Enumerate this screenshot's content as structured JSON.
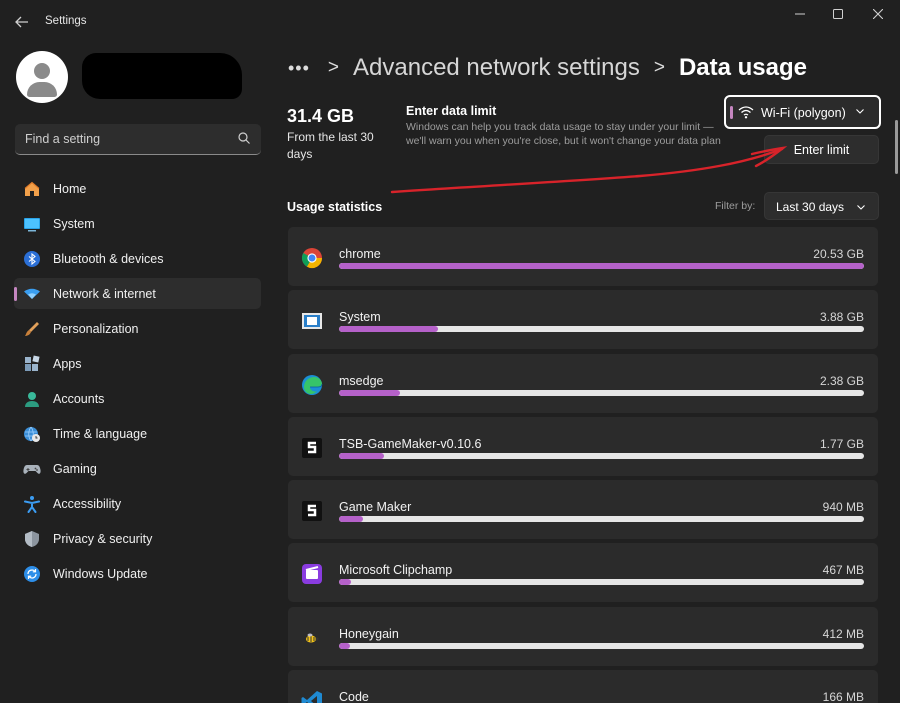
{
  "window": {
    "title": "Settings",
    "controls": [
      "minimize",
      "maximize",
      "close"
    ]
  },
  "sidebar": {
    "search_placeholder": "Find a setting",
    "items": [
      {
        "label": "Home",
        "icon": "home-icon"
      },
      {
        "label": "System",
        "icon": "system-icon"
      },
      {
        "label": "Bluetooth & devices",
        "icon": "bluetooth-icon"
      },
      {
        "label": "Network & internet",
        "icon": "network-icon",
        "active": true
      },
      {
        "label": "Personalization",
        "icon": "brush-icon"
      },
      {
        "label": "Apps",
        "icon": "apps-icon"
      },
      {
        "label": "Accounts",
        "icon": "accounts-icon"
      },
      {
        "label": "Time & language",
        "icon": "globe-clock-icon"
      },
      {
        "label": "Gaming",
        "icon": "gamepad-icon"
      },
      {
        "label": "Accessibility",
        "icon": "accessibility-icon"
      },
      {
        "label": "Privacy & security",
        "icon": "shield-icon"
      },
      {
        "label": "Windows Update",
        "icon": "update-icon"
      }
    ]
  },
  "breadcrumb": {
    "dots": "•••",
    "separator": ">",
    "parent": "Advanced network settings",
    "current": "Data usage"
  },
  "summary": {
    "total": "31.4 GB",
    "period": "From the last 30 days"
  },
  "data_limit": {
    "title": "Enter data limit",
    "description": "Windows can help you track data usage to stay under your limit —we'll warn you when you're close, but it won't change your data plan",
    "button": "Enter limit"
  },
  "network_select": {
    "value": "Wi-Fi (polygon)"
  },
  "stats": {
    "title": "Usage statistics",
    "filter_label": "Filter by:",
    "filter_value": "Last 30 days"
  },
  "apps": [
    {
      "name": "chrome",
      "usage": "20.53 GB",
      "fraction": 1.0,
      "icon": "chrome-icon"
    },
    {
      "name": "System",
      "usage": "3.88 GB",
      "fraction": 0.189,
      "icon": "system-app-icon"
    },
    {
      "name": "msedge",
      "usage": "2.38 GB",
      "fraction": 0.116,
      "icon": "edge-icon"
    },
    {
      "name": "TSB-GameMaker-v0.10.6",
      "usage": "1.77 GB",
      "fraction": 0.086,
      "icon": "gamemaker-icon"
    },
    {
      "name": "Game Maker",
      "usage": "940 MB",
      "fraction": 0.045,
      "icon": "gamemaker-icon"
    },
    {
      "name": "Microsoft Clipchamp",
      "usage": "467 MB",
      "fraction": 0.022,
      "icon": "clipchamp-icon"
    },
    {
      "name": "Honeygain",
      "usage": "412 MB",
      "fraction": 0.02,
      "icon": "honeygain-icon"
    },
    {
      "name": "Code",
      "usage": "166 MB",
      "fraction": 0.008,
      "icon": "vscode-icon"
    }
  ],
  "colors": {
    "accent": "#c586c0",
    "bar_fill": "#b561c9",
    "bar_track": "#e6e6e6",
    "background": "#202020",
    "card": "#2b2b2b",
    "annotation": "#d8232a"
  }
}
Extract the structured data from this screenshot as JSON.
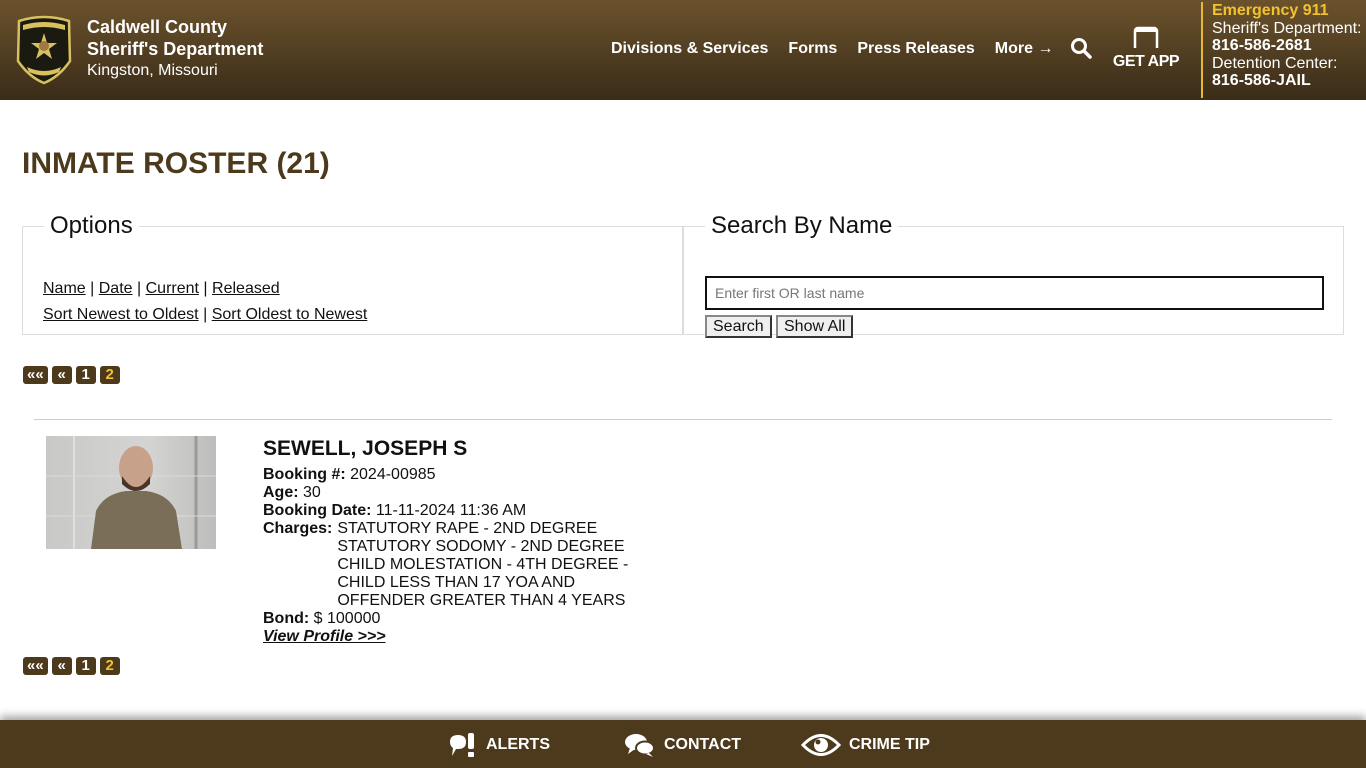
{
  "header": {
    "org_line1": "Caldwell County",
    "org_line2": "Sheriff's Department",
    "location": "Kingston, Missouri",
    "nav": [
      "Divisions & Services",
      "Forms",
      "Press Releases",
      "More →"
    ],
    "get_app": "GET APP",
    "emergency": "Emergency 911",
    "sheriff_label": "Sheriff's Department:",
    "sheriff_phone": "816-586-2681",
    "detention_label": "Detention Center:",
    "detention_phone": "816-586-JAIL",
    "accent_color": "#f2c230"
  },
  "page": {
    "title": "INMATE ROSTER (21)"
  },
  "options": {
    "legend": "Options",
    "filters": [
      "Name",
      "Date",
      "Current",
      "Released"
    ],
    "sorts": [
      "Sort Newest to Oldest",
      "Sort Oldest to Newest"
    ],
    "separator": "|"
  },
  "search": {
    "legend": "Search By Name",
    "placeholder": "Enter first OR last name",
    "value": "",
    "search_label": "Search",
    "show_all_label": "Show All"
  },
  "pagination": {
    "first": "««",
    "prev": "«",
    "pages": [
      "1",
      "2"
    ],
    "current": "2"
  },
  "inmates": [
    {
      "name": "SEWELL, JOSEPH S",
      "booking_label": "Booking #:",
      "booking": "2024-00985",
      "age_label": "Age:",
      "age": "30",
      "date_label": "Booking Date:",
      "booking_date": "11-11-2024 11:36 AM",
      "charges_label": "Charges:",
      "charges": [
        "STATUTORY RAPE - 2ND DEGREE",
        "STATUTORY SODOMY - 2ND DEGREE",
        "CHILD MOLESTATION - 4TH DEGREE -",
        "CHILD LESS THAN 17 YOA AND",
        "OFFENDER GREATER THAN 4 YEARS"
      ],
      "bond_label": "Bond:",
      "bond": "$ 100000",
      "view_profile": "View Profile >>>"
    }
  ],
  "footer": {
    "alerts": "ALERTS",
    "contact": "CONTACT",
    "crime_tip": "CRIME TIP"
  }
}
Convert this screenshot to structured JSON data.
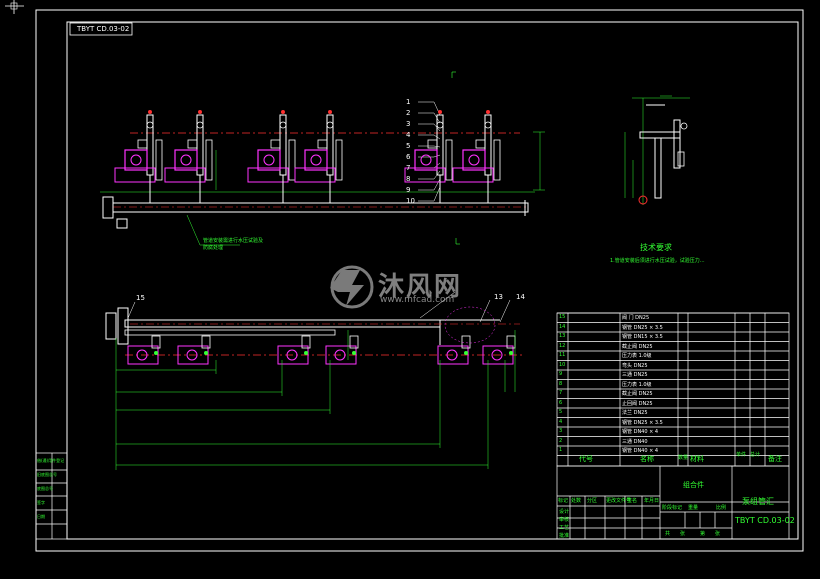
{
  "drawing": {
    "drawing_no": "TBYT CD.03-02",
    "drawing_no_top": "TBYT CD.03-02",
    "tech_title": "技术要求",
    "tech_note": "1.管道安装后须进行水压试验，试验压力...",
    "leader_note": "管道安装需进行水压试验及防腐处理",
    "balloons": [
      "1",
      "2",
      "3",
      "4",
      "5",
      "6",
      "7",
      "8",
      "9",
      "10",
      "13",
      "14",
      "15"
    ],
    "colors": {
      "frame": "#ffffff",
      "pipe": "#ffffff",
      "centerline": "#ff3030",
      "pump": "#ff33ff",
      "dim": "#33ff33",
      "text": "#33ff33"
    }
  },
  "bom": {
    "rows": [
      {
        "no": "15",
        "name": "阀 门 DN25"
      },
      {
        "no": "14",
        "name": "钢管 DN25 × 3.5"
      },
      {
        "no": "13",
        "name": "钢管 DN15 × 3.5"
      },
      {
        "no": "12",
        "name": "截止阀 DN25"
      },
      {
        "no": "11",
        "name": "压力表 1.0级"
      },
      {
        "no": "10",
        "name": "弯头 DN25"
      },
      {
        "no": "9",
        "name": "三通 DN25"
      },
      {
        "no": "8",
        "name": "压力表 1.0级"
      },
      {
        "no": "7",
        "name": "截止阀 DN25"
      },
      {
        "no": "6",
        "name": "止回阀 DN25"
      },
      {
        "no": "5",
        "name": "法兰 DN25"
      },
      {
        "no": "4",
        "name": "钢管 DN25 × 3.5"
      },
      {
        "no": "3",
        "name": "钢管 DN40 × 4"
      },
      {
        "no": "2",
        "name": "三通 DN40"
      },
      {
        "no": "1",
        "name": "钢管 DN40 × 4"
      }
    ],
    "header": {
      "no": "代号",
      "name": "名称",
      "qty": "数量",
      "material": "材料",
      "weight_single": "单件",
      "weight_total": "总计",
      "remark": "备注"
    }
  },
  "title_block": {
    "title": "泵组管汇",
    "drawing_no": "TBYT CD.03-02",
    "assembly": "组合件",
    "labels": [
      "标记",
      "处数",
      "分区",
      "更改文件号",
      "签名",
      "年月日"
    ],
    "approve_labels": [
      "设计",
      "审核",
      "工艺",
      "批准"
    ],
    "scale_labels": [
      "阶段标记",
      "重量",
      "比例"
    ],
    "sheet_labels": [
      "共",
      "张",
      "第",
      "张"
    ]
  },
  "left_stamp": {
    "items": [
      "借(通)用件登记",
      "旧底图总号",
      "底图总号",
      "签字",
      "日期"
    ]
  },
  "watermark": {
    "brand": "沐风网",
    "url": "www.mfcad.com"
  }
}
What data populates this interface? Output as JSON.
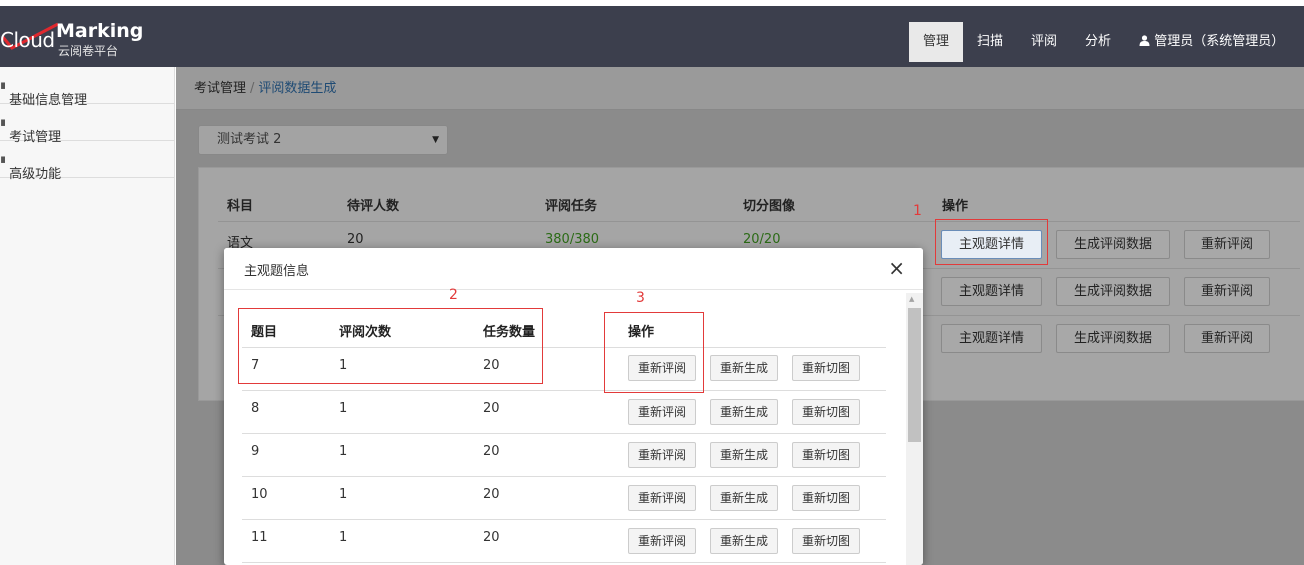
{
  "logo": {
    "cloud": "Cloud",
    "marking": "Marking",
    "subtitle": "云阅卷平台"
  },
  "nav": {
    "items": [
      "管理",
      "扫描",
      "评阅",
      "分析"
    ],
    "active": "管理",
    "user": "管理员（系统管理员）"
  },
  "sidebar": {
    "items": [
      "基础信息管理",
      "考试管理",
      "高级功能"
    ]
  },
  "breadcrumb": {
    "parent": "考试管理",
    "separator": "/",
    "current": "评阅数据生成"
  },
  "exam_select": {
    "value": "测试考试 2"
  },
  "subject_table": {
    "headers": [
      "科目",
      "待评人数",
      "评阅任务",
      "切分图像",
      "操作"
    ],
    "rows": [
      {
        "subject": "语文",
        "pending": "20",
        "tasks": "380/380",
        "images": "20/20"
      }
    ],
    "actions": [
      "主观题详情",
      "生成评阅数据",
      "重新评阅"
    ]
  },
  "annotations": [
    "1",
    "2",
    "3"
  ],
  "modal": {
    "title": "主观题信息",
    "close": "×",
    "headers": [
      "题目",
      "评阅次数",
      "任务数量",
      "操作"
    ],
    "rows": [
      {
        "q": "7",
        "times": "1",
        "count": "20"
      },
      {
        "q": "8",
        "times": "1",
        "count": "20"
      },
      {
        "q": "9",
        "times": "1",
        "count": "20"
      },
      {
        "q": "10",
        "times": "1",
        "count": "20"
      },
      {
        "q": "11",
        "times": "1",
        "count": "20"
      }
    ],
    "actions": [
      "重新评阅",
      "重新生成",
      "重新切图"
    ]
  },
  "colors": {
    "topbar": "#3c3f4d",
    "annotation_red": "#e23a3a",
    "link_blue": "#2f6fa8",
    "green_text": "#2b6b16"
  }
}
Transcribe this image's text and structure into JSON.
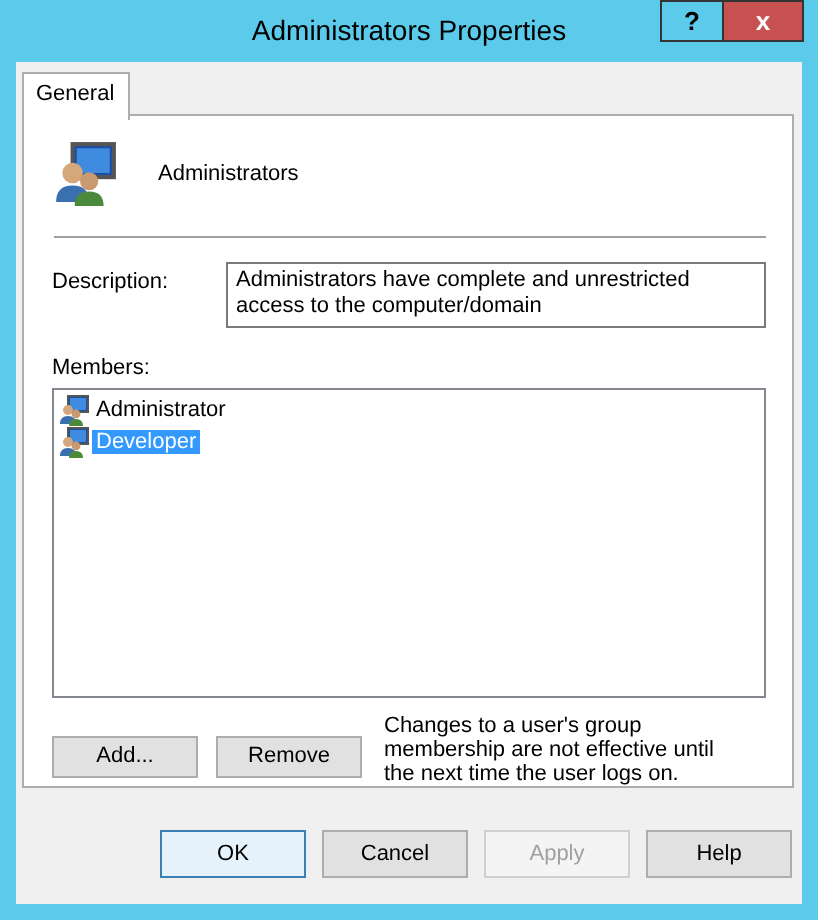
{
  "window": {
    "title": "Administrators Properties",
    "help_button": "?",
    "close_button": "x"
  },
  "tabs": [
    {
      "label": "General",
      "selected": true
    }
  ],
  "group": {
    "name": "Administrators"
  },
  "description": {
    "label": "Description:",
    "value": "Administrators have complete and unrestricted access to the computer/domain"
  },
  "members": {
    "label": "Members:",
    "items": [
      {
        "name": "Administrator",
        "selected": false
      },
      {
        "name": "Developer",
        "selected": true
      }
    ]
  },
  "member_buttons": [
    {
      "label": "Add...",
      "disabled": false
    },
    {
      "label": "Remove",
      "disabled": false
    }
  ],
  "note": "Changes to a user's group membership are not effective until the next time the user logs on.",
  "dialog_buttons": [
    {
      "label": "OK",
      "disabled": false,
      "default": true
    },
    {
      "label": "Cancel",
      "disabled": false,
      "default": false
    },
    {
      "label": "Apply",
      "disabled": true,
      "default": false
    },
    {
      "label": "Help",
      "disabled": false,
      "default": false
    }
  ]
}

+--

* _Given instruction_
Search the data for the string "Newest". List each line that has it.

* _Reply_
      "Sort Newest to Oldest",
      "Sort Oldest to Newest"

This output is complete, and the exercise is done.